Determine how many lines in these records hold "TradingView". Only the number is wanted.

BEGIN

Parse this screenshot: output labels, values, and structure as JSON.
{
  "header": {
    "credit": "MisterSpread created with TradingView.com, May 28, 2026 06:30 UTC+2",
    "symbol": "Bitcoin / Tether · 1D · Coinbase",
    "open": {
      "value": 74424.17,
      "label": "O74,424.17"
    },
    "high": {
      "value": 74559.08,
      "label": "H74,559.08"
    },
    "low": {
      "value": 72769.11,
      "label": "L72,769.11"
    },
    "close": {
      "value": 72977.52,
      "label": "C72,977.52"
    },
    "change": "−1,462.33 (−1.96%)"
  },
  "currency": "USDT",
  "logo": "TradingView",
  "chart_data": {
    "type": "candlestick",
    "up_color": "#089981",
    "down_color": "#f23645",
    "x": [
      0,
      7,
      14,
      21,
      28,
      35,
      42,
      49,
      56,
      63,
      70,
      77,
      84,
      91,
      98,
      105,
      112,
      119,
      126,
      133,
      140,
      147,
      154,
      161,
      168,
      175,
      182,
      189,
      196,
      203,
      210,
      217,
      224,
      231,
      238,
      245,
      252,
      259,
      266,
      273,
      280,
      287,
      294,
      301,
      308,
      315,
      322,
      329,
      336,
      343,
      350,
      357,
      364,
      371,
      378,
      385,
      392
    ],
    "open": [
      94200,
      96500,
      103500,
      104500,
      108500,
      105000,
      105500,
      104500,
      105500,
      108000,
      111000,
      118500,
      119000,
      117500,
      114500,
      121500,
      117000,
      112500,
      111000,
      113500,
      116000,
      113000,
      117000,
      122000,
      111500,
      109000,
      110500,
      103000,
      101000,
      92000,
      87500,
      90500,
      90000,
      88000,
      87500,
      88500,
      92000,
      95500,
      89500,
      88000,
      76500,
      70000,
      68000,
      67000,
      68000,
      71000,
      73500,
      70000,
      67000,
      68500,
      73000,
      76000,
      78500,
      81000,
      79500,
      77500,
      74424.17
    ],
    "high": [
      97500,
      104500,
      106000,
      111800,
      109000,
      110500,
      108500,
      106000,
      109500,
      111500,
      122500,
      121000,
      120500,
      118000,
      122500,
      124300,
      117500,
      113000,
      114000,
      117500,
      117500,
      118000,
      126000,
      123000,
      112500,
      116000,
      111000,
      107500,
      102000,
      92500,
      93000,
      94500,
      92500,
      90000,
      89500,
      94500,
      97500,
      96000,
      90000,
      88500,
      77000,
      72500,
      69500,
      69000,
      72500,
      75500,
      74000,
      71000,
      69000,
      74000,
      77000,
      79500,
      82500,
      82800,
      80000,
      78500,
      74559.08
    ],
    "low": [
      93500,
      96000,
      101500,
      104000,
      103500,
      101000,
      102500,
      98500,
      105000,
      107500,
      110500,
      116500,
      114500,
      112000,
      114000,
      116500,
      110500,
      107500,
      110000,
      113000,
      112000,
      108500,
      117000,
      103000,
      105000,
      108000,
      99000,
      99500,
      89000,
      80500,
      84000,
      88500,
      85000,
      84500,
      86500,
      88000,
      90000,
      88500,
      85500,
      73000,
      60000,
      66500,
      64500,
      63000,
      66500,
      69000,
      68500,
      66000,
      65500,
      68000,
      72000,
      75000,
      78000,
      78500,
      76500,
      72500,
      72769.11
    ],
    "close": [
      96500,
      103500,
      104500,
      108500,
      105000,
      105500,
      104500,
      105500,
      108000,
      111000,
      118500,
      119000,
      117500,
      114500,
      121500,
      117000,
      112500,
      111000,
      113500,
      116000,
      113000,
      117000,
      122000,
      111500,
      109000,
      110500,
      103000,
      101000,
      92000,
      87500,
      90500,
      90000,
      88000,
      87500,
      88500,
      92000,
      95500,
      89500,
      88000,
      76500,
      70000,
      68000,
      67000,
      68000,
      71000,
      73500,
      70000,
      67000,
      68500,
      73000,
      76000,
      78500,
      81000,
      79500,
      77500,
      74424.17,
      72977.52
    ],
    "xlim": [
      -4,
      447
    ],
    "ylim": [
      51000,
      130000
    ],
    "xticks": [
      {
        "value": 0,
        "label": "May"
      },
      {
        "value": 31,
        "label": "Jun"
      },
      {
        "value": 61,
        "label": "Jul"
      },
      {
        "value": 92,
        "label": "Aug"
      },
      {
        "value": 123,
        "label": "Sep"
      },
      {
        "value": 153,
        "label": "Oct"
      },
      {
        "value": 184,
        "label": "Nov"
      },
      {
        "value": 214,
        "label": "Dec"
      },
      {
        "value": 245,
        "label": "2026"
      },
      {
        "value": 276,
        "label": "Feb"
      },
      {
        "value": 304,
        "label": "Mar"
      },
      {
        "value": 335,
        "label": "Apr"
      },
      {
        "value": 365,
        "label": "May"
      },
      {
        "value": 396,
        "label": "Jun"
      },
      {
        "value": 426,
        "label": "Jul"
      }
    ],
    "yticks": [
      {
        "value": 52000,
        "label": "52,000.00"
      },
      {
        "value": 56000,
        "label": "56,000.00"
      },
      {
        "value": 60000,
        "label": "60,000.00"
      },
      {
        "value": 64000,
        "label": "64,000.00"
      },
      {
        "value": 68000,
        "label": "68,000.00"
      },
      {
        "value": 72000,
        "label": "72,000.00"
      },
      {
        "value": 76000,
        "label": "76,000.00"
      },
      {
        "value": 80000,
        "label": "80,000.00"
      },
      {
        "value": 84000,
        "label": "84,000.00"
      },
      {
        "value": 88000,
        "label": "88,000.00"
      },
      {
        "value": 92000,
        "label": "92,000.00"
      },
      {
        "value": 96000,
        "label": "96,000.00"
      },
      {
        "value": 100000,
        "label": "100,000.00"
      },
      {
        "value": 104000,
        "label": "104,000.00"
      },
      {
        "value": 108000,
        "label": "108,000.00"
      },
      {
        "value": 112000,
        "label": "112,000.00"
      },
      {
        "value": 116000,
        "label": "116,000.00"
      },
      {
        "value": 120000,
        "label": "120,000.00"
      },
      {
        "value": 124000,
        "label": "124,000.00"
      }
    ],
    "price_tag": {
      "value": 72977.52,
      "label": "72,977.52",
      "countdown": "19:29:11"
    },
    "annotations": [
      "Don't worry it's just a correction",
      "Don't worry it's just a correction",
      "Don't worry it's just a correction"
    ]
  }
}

END

▶ **EXERCISE RESULT**
2